Direction –
Check each line of the material below for the string "Umidità", then report how many lines have it, and nothing else.

──────── Given data

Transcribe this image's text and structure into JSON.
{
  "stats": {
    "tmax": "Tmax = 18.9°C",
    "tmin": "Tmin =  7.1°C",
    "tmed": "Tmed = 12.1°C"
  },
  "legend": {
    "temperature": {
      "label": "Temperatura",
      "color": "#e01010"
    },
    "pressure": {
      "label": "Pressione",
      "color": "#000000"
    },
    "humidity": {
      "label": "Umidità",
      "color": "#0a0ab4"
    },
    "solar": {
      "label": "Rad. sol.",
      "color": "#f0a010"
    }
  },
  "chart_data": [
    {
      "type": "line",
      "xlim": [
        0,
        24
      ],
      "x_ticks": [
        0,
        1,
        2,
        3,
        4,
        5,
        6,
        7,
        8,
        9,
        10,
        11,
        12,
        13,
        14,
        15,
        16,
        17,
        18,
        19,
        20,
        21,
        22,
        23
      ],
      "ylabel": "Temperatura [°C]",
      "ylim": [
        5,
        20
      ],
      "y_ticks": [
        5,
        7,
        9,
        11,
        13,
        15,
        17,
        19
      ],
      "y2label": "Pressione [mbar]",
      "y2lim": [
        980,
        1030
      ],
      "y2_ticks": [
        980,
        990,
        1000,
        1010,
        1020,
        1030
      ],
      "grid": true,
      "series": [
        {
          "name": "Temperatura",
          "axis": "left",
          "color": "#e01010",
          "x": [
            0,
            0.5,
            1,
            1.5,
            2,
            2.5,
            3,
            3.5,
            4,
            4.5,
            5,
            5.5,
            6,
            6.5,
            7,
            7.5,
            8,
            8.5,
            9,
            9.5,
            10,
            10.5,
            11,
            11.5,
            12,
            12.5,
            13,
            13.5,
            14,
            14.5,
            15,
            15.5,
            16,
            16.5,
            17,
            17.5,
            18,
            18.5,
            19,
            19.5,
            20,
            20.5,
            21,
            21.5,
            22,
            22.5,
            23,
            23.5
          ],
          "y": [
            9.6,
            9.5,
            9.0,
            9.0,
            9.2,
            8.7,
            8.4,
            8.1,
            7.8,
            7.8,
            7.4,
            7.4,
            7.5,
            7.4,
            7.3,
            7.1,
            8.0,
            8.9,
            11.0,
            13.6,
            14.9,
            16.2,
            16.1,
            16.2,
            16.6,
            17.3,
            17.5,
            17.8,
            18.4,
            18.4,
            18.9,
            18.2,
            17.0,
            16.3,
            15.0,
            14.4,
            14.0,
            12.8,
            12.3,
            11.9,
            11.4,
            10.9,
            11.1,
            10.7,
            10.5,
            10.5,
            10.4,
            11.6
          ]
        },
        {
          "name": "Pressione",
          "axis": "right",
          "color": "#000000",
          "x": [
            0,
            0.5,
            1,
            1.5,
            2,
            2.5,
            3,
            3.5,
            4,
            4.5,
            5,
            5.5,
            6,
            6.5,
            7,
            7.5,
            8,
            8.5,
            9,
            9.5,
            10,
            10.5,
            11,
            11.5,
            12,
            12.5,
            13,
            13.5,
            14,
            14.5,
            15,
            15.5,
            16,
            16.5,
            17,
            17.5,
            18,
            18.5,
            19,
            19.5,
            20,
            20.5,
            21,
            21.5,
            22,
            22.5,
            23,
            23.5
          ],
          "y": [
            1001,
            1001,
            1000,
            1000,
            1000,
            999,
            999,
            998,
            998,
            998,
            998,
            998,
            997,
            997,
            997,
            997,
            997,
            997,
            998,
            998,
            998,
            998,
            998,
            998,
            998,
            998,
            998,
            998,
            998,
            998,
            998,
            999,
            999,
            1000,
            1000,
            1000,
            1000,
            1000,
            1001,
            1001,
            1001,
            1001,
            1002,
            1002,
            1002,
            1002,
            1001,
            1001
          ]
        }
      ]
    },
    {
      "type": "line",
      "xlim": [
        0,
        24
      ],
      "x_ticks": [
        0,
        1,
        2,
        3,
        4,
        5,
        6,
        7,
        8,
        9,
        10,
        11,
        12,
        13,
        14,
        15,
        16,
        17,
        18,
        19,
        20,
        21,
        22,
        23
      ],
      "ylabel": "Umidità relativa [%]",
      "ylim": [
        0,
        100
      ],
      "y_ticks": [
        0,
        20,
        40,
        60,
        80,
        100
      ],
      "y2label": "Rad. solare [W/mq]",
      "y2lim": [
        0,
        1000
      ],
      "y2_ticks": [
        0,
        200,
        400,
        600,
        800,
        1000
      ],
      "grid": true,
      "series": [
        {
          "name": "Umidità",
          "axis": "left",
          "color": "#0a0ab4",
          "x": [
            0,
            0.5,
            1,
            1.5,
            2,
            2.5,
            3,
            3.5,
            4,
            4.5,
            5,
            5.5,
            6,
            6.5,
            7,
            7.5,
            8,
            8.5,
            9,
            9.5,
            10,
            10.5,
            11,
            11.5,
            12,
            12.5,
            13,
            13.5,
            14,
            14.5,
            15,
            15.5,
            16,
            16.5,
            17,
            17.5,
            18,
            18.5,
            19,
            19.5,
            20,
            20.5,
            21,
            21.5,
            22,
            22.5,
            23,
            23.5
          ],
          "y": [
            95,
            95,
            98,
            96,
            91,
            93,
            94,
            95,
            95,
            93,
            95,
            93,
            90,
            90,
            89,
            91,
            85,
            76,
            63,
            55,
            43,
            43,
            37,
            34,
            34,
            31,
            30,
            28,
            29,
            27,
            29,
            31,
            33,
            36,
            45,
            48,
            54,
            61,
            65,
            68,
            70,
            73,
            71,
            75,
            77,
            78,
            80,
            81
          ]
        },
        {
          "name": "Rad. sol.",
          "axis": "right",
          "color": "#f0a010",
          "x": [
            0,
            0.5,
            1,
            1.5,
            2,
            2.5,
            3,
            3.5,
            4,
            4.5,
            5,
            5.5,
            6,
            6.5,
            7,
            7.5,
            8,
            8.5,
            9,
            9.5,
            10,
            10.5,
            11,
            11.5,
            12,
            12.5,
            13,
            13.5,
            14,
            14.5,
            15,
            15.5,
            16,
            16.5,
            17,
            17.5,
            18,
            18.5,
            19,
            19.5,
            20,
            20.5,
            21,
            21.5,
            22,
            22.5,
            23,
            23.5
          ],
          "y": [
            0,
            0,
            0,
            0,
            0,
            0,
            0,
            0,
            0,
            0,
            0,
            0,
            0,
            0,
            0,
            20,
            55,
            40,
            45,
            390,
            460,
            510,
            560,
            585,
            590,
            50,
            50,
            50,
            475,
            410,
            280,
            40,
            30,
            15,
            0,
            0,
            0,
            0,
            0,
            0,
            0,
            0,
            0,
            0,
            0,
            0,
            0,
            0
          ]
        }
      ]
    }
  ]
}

────────────────
──────── Given data

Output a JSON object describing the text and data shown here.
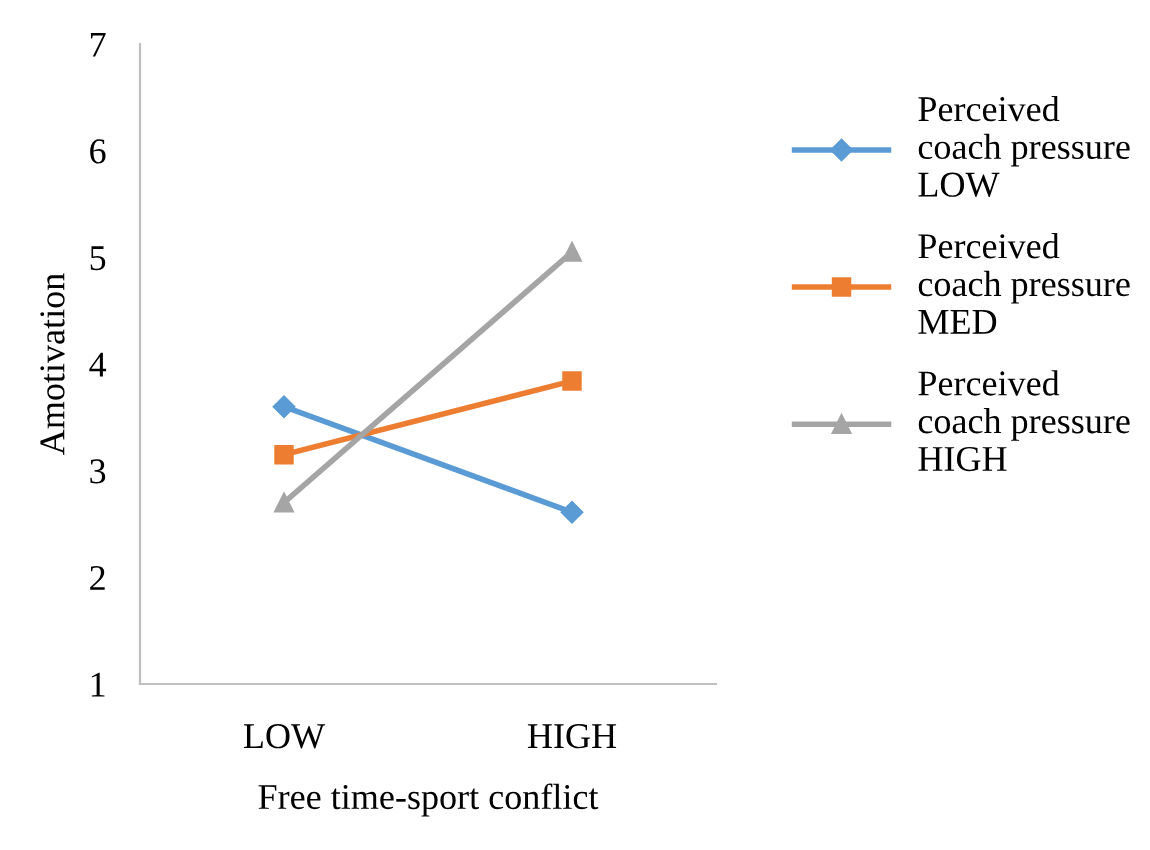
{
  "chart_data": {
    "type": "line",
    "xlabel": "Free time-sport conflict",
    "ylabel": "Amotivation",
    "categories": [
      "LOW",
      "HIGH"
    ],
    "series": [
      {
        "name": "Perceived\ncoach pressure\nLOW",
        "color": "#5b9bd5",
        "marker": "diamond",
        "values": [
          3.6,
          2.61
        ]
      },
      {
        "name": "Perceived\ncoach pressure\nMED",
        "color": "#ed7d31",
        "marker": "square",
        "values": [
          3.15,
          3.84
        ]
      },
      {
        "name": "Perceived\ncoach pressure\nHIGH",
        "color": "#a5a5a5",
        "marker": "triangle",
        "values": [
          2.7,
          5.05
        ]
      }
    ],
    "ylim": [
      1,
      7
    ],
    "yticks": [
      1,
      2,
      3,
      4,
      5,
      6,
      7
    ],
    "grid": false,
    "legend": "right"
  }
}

────────────────

Final result –
3